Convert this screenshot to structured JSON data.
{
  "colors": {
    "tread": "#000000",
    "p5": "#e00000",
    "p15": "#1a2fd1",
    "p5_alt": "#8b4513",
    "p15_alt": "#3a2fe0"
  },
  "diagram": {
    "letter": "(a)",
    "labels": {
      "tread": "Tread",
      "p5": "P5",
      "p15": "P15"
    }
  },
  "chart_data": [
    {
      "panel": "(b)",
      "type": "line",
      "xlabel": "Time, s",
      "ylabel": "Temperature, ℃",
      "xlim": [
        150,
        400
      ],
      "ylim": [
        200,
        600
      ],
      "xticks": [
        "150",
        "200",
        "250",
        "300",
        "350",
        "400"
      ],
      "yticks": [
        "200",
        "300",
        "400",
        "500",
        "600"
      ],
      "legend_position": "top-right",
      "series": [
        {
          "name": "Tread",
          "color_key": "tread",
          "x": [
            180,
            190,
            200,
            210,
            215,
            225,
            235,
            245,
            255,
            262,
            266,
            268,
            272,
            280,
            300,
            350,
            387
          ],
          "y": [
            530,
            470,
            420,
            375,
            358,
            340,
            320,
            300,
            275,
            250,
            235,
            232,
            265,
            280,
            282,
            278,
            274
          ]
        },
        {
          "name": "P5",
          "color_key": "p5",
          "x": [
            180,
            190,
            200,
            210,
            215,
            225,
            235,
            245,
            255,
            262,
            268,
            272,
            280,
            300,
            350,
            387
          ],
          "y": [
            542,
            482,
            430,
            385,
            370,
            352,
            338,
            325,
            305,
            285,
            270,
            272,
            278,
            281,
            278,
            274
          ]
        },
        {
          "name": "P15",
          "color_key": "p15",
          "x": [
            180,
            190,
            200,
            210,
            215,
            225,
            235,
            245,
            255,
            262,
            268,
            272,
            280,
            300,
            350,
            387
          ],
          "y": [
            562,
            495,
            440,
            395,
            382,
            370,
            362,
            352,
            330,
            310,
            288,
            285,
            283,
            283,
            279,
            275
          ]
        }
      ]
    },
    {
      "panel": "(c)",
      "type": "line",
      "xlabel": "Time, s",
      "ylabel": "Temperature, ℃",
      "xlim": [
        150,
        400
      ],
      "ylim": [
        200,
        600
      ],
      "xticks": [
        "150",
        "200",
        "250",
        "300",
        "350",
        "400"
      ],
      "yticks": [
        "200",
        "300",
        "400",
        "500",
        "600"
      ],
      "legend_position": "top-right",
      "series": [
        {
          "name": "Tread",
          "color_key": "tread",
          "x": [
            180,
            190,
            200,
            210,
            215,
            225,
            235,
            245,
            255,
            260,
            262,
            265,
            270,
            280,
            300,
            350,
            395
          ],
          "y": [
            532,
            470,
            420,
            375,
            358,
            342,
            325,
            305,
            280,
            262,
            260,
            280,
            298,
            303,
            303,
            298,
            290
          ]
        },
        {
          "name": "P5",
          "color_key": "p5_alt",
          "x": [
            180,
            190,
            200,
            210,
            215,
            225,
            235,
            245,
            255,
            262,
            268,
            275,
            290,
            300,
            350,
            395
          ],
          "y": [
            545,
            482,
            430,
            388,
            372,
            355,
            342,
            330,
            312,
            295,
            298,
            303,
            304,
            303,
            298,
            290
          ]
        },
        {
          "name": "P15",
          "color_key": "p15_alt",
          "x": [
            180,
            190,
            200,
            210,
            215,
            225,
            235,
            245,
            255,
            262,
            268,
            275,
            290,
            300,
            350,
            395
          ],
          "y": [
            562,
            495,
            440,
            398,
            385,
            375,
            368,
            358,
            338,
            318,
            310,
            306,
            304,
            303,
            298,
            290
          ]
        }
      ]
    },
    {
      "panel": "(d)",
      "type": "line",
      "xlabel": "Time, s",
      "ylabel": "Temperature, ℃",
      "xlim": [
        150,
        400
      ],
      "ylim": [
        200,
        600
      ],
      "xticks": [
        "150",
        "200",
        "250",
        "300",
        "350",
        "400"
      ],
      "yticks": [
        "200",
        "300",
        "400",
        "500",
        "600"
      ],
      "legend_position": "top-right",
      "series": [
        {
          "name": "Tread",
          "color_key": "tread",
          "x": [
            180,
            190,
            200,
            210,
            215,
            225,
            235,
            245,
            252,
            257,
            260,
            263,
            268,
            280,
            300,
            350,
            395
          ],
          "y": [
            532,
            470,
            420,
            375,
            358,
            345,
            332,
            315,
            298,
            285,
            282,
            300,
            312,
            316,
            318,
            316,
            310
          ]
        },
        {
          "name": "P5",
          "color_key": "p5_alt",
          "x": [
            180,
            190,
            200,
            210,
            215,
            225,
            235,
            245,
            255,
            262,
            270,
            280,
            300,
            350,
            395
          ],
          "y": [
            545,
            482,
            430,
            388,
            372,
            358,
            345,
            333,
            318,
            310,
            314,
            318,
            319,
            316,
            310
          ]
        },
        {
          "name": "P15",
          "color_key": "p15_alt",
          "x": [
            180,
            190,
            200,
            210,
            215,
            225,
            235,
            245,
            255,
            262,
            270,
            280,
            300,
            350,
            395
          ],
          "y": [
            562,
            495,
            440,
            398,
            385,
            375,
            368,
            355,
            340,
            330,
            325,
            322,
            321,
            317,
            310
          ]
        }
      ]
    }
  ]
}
§ §
THE PROBLEM
Take the entries above and transcribe them exactly.

FINISHED ANSWER
Convert this screenshot to structured JSON data.
{
  "colors": {
    "tread": "#000000",
    "p5": "#e00000",
    "p15": "#1a2fd1",
    "p5_alt": "#8b4513",
    "p15_alt": "#3a2fe0"
  },
  "diagram": {
    "letter": "(a)",
    "labels": {
      "tread": "Tread",
      "p5": "P5",
      "p15": "P15"
    }
  },
  "chart_data": [
    {
      "panel": "(b)",
      "type": "line",
      "xlabel": "Time, s",
      "ylabel": "Temperature, ℃",
      "xlim": [
        150,
        400
      ],
      "ylim": [
        200,
        600
      ],
      "xticks": [
        "150",
        "200",
        "250",
        "300",
        "350",
        "400"
      ],
      "yticks": [
        "200",
        "300",
        "400",
        "500",
        "600"
      ],
      "legend_position": "top-right",
      "series": [
        {
          "name": "Tread",
          "color_key": "tread",
          "x": [
            180,
            190,
            200,
            210,
            215,
            225,
            235,
            245,
            255,
            262,
            266,
            268,
            272,
            280,
            300,
            350,
            387
          ],
          "y": [
            530,
            470,
            420,
            375,
            358,
            340,
            320,
            300,
            275,
            250,
            235,
            232,
            265,
            280,
            282,
            278,
            274
          ]
        },
        {
          "name": "P5",
          "color_key": "p5",
          "x": [
            180,
            190,
            200,
            210,
            215,
            225,
            235,
            245,
            255,
            262,
            268,
            272,
            280,
            300,
            350,
            387
          ],
          "y": [
            542,
            482,
            430,
            385,
            370,
            352,
            338,
            325,
            305,
            285,
            270,
            272,
            278,
            281,
            278,
            274
          ]
        },
        {
          "name": "P15",
          "color_key": "p15",
          "x": [
            180,
            190,
            200,
            210,
            215,
            225,
            235,
            245,
            255,
            262,
            268,
            272,
            280,
            300,
            350,
            387
          ],
          "y": [
            562,
            495,
            440,
            395,
            382,
            370,
            362,
            352,
            330,
            310,
            288,
            285,
            283,
            283,
            279,
            275
          ]
        }
      ]
    },
    {
      "panel": "(c)",
      "type": "line",
      "xlabel": "Time, s",
      "ylabel": "Temperature, ℃",
      "xlim": [
        150,
        400
      ],
      "ylim": [
        200,
        600
      ],
      "xticks": [
        "150",
        "200",
        "250",
        "300",
        "350",
        "400"
      ],
      "yticks": [
        "200",
        "300",
        "400",
        "500",
        "600"
      ],
      "legend_position": "top-right",
      "series": [
        {
          "name": "Tread",
          "color_key": "tread",
          "x": [
            180,
            190,
            200,
            210,
            215,
            225,
            235,
            245,
            255,
            260,
            262,
            265,
            270,
            280,
            300,
            350,
            395
          ],
          "y": [
            532,
            470,
            420,
            375,
            358,
            342,
            325,
            305,
            280,
            262,
            260,
            280,
            298,
            303,
            303,
            298,
            290
          ]
        },
        {
          "name": "P5",
          "color_key": "p5_alt",
          "x": [
            180,
            190,
            200,
            210,
            215,
            225,
            235,
            245,
            255,
            262,
            268,
            275,
            290,
            300,
            350,
            395
          ],
          "y": [
            545,
            482,
            430,
            388,
            372,
            355,
            342,
            330,
            312,
            295,
            298,
            303,
            304,
            303,
            298,
            290
          ]
        },
        {
          "name": "P15",
          "color_key": "p15_alt",
          "x": [
            180,
            190,
            200,
            210,
            215,
            225,
            235,
            245,
            255,
            262,
            268,
            275,
            290,
            300,
            350,
            395
          ],
          "y": [
            562,
            495,
            440,
            398,
            385,
            375,
            368,
            358,
            338,
            318,
            310,
            306,
            304,
            303,
            298,
            290
          ]
        }
      ]
    },
    {
      "panel": "(d)",
      "type": "line",
      "xlabel": "Time, s",
      "ylabel": "Temperature, ℃",
      "xlim": [
        150,
        400
      ],
      "ylim": [
        200,
        600
      ],
      "xticks": [
        "150",
        "200",
        "250",
        "300",
        "350",
        "400"
      ],
      "yticks": [
        "200",
        "300",
        "400",
        "500",
        "600"
      ],
      "legend_position": "top-right",
      "series": [
        {
          "name": "Tread",
          "color_key": "tread",
          "x": [
            180,
            190,
            200,
            210,
            215,
            225,
            235,
            245,
            252,
            257,
            260,
            263,
            268,
            280,
            300,
            350,
            395
          ],
          "y": [
            532,
            470,
            420,
            375,
            358,
            345,
            332,
            315,
            298,
            285,
            282,
            300,
            312,
            316,
            318,
            316,
            310
          ]
        },
        {
          "name": "P5",
          "color_key": "p5_alt",
          "x": [
            180,
            190,
            200,
            210,
            215,
            225,
            235,
            245,
            255,
            262,
            270,
            280,
            300,
            350,
            395
          ],
          "y": [
            545,
            482,
            430,
            388,
            372,
            358,
            345,
            333,
            318,
            310,
            314,
            318,
            319,
            316,
            310
          ]
        },
        {
          "name": "P15",
          "color_key": "p15_alt",
          "x": [
            180,
            190,
            200,
            210,
            215,
            225,
            235,
            245,
            255,
            262,
            270,
            280,
            300,
            350,
            395
          ],
          "y": [
            562,
            495,
            440,
            398,
            385,
            375,
            368,
            355,
            340,
            330,
            325,
            322,
            321,
            317,
            310
          ]
        }
      ]
    }
  ]
}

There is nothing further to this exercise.